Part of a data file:
* * *

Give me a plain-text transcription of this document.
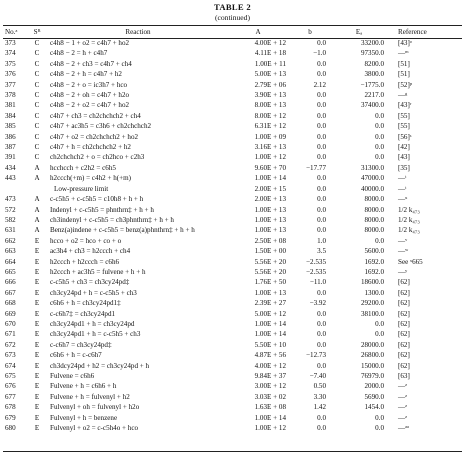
TABLE 2
(continued)
No.ᵃ	Sᴮ	Reaction	A	b	Eₐ	Reference
373	C	c4h8 − 1 + o2 = c4h7 + ho2	4.00E + 12	0.0	33200.0	[43]ᵒ
374	C	c4h8 − 2 = h + c4h7	4.11E + 18	−1.0	97350.0	—ᵐ
375	C	c4h8 − 2 + ch3 = c4h7 + ch4	1.00E + 11	0.0	8200.0	[51]
376	C	c4h8 − 2 + h = c4h7 + h2	5.00E + 13	0.0	3800.0	[51]
377	C	c4h8 − 2 + o = ic3h7 + hco	2.79E + 06	2.12	−1775.0	[52]ᵖ
378	C	c4h8 − 2 + oh = c4h7 + h2o	3.90E + 13	0.0	2217.0	—ᵍ
381	C	c4h8 − 2 + o2 = c4h7 + ho2	8.00E + 13	0.0	37400.0	[43]ʳ
384	C	c4h7 + ch3 = ch2chchch2 + ch4	8.00E + 12	0.0	0.0	[55]
385	C	c4h7 + ac3h5 = c3h6 + ch2chchch2	6.31E + 12	0.0	0.0	[55]
386	C	c4h7 + o2 = ch2chchch2 + ho2	1.00E + 09	0.0	0.0	[56]ˢ
387	C	c4h7 + h = ch2chchch2 + h2	3.16E + 13	0.0	0.0	[42]
391	C	ch2chchch2 + o = ch2hco + c2h3	1.00E + 12	0.0	0.0	[43]
434	A	hcchcch + c2h2 = c6h5	9.60E + 70	−17.77	31300.0	[35]
443	A	h2ccch(+m) = c4h2 + h(+m)	1.00E + 14	0.0	47000.0	—ᵗ
		Low-pressure limit	2.00E + 15	0.0	40000.0	—ᵗ
473	A	c-c5h5 + c-c5h5 = c10h8 + h + h	2.00E + 13	0.0	8000.0	—ᵘ
572	A	Indenyl + c-c5h5 = phnthrn‡ + h + h	1.00E + 13	0.0	8000.0	1/2 k₄₇₃
582	A	ch3indenyl + c-c5h5 = ch3phnthrn‡ + h + h	1.00E + 13	0.0	8000.0	1/2 k₄₇₃
631	A	Benz(a)indene + c-c5h5 = benz(a)phnthrn‡ + h + h	1.00E + 13	0.0	8000.0	1/2 k₄₇₃
662	E	hcco + o2 = hco + co + o	2.50E + 08	1.0	0.0	—ᵛ
663	E	ac3h4 + ch3 = h2ccch + ch4	1.50E + 00	3.5	5600.0	—ʷ
664	E	h2ccch + h2ccch = c6h6	5.56E + 20	−2.535	1692.0	See ˣ665
665	E	h2ccch + ac3h5 = fulvene + h + h	5.56E + 20	−2.535	1692.0	—ʸ
666	E	c-c5h5 + ch3 = ch3cy24pd‡	1.76E + 50	−11.0	18600.0	[62]
667	E	ch3cy24pd + h = c-c5h5 + ch3	1.00E + 13	0.0	1300.0	[62]
668	E	c6h6 + h = ch3cy24pd1‡	2.39E + 27	−3.92	29200.0	[62]
669	E	c-c6h7‡ = ch3cy24pd1	5.00E + 12	0.0	38100.0	[62]
670	E	ch3cy24pd1 + h = ch3cy24pd	1.00E + 14	0.0	0.0	[62]
671	E	ch3cy24pd1 + h = c-c5h5 + ch3	1.00E + 14	0.0	0.0	[62]
672	E	c-c6h7 = ch3cy24pd‡	5.50E + 10	0.0	28000.0	[62]
673	E	c6h6 + h = c-c6h7	4.87E + 56	−12.73	26800.0	[62]
674	E	ch3dcy24pd + h2 = ch3cy24pd + h	4.00E + 12	0.0	15000.0	[62]
675	E	Fulvene = c6h6	9.84E + 37	−7.40	76979.0	[63]
676	E	Fulvene + h = c6h6 + h	3.00E + 12	0.50	2000.0	—ᶻ
677	E	Fulvene + h = fulvenyl + h2	3.03E + 02	3.30	5690.0	—ᶻ
678	E	Fulvenyl + oh = fulvenyl + h2o	1.63E + 08	1.42	1454.0	—ᶻ
679	E	Fulvenyl + h = benzene	1.00E + 14	0.0	0.0	—ᶻ
680	E	Fulvenyl + o2 = c-c5h4o + hco	1.00E + 12	0.0	0.0	—ᵃᵃ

* * *

*Problem:*
Reproduce the material above in full and without alteration, but skip all pictures.

*Correct answer:*
Give me a plain-text transcription of this document.
TABLE 2
(continued)
No.ᵃ	Sᴮ	Reaction	A	b	Eₐ	Reference
373	C	c4h8 − 1 + o2 = c4h7 + ho2	4.00E + 12	0.0	33200.0	[43]ᵒ
374	C	c4h8 − 2 = h + c4h7	4.11E + 18	−1.0	97350.0	—ᵐ
375	C	c4h8 − 2 + ch3 = c4h7 + ch4	1.00E + 11	0.0	8200.0	[51]
376	C	c4h8 − 2 + h = c4h7 + h2	5.00E + 13	0.0	3800.0	[51]
377	C	c4h8 − 2 + o = ic3h7 + hco	2.79E + 06	2.12	−1775.0	[52]ᵖ
378	C	c4h8 − 2 + oh = c4h7 + h2o	3.90E + 13	0.0	2217.0	—ᵍ
381	C	c4h8 − 2 + o2 = c4h7 + ho2	8.00E + 13	0.0	37400.0	[43]ʳ
384	C	c4h7 + ch3 = ch2chchch2 + ch4	8.00E + 12	0.0	0.0	[55]
385	C	c4h7 + ac3h5 = c3h6 + ch2chchch2	6.31E + 12	0.0	0.0	[55]
386	C	c4h7 + o2 = ch2chchch2 + ho2	1.00E + 09	0.0	0.0	[56]ˢ
387	C	c4h7 + h = ch2chchch2 + h2	3.16E + 13	0.0	0.0	[42]
391	C	ch2chchch2 + o = ch2hco + c2h3	1.00E + 12	0.0	0.0	[43]
434	A	hcchcch + c2h2 = c6h5	9.60E + 70	−17.77	31300.0	[35]
443	A	h2ccch(+m) = c4h2 + h(+m)	1.00E + 14	0.0	47000.0	—ᵗ
		Low-pressure limit	2.00E + 15	0.0	40000.0	—ᵗ
473	A	c-c5h5 + c-c5h5 = c10h8 + h + h	2.00E + 13	0.0	8000.0	—ᵘ
572	A	Indenyl + c-c5h5 = phnthrn‡ + h + h	1.00E + 13	0.0	8000.0	1/2 k₄₇₃
582	A	ch3indenyl + c-c5h5 = ch3phnthrn‡ + h + h	1.00E + 13	0.0	8000.0	1/2 k₄₇₃
631	A	Benz(a)indene + c-c5h5 = benz(a)phnthrn‡ + h + h	1.00E + 13	0.0	8000.0	1/2 k₄₇₃
662	E	hcco + o2 = hco + co + o	2.50E + 08	1.0	0.0	—ᵛ
663	E	ac3h4 + ch3 = h2ccch + ch4	1.50E + 00	3.5	5600.0	—ʷ
664	E	h2ccch + h2ccch = c6h6	5.56E + 20	−2.535	1692.0	See ˣ665
665	E	h2ccch + ac3h5 = fulvene + h + h	5.56E + 20	−2.535	1692.0	—ʸ
666	E	c-c5h5 + ch3 = ch3cy24pd‡	1.76E + 50	−11.0	18600.0	[62]
667	E	ch3cy24pd + h = c-c5h5 + ch3	1.00E + 13	0.0	1300.0	[62]
668	E	c6h6 + h = ch3cy24pd1‡	2.39E + 27	−3.92	29200.0	[62]
669	E	c-c6h7‡ = ch3cy24pd1	5.00E + 12	0.0	38100.0	[62]
670	E	ch3cy24pd1 + h = ch3cy24pd	1.00E + 14	0.0	0.0	[62]
671	E	ch3cy24pd1 + h = c-c5h5 + ch3	1.00E + 14	0.0	0.0	[62]
672	E	c-c6h7 = ch3cy24pd‡	5.50E + 10	0.0	28000.0	[62]
673	E	c6h6 + h = c-c6h7	4.87E + 56	−12.73	26800.0	[62]
674	E	ch3dcy24pd + h2 = ch3cy24pd + h	4.00E + 12	0.0	15000.0	[62]
675	E	Fulvene = c6h6	9.84E + 37	−7.40	76979.0	[63]
676	E	Fulvene + h = c6h6 + h	3.00E + 12	0.50	2000.0	—ᶻ
677	E	Fulvene + h = fulvenyl + h2	3.03E + 02	3.30	5690.0	—ᶻ
678	E	Fulvenyl + oh = fulvenyl + h2o	1.63E + 08	1.42	1454.0	—ᶻ
679	E	Fulvenyl + h = benzene	1.00E + 14	0.0	0.0	—ᶻ
680	E	Fulvenyl + o2 = c-c5h4o + hco	1.00E + 12	0.0	0.0	—ᵃᵃ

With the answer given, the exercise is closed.